= WHAT THE TASK REQUIRES =
Among the lines of these entries, how many hold the word "chuyện"? State only the number.

= GIVEN RECORDS =

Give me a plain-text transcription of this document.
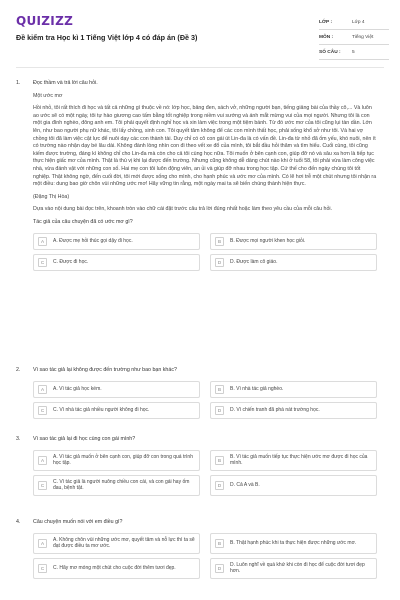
QUIZIZZ
Đề kiểm tra Học kì 1 Tiếng Việt lớp 4 có đáp án (Đề 3)
LỚP :	Lớp 4
MÔN :	Tiếng Việt
SỐ CÂU :	5
1. Đọc thầm và trả lời câu hỏi.
Một ước mơ
Hồi nhỏ, tôi rất thích đi học và tất cả những gì thuộc về nó: lớp học, bảng đen, sách vở, những người bạn, tiếng giảng bài của thầy cô,... Và luôn ao ước sẽ có một ngày, tôi tự hào giương cao tấm bằng tốt nghiệp trong niềm vui sướng và ánh mắt mừng vui của mọi người. Nhưng tôi là con một gia đình nghèo, đông anh em. Tôi phải quyết định nghỉ học và xin làm việc trong một tiệm bánh. Từ đó ước mơ của tôi cũng lụi tàn dần. Lớn lên, như bao người phụ nữ khác, tôi lấy chồng, sinh con. Tôi quyết tâm không để các con mình thất học, phải sống khổ sở như tôi. Và hai vợ chồng tôi đã làm việc cật lực để nuôi dạy các con thành tài. Duy chỉ có cô con gái út Lin-đa là có vấn đề. Lin-đa từ nhỏ đã ốm yếu, khó nuôi, nên ít có trường nào nhận dạy bé lâu dài. Không đành lòng nhìn con đi theo vết xe đổ của mình, tôi bắt đầu hỏi thăm và tìm hiểu. Cuối cùng, tôi cũng kiếm được trường, đáng kì không chỉ cho Lin-đa mà còn cho cả tôi cùng học nữa. Tôi muốn ở bên cạnh con, giúp đỡ nó và sâu xa hơn là tiếp tục thực hiện giấc mơ của mình. Thật là thú vị khi lại được đến trường. Nhưng cũng không dễ dàng chút nào khi ở tuổi 58, tôi phải vừa làm công việc nhà, vừa đánh vật với những con số. Hai mẹ con tôi luôn động viên, an ủi và giúp đỡ nhau trong học tập. Cứ thế cho đến ngày chúng tôi tốt nghiệp. Thật không ngờ, đến cuối đời, tôi mới được sống cho mình, cho hạnh phúc và ước mơ của mình. Có lẽ hơi trễ một chút nhưng tôi nhận ra một điều: dung bao giờ chôn vùi những ước mơ! Hãy vững tin rằng, một ngày mai ta sẽ biến chúng thành hiện thực.
(Đặng Thị Hòa)
Dựa vào nội dung bài đọc trên, khoanh tròn vào chữ cái đặt trước câu trả lời đúng nhất hoặc làm theo yêu cầu của mỗi câu hỏi.
Tác giả của câu chuyện đã có ước mơ gì?
A	A. Được mẹ hỏi thúc gọi dậy đi học.	B	B. Được mọi người khen học giỏi.
C	C. Được đi học.	D	D. Được làm cô giáo.
2. Vì sao tác giả lại không được đến trường như bao bạn khác?
A	A. Vì tác giả học kém.	B	B. Vì nhà tác giả nghèo.
C	C. Vì nhà tác giả nhiều người không đi học.	D	D. Vì chiến tranh đã phá nát trường học.
3. Vì sao tác giả lại đi học cùng con gái mình?
A
A. Vì tác giả muốn ở bên cạnh con, giúp đỡ con trong quá trình học tập.	B
B. Vì tác giả muốn tiếp tục thực hiện ước mơ được đi học của mình.
C
C. Vì tác giả là người nuông chiều con cái, và con gái hay ốm đau, bệnh tật.	D	D. Cả A và B.
4. Câu chuyện muốn nói với em điều gì?
A
A. Không chôn vùi những ước mơ, quyết tâm và nỗ lực thì ta sẽ đạt được điều ta mơ ước.	B	B. Thật hạnh phúc khi ta thực hiện được những ước mơ.
C	C. Hãy mơ móng một chút cho cuộc đời thêm tươi đẹp.	D
D. Luôn nghĩ về quá khứ khi còn đi học để cuộc đời tươi đẹp hơn.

= ANSWER TO THE TASK =
2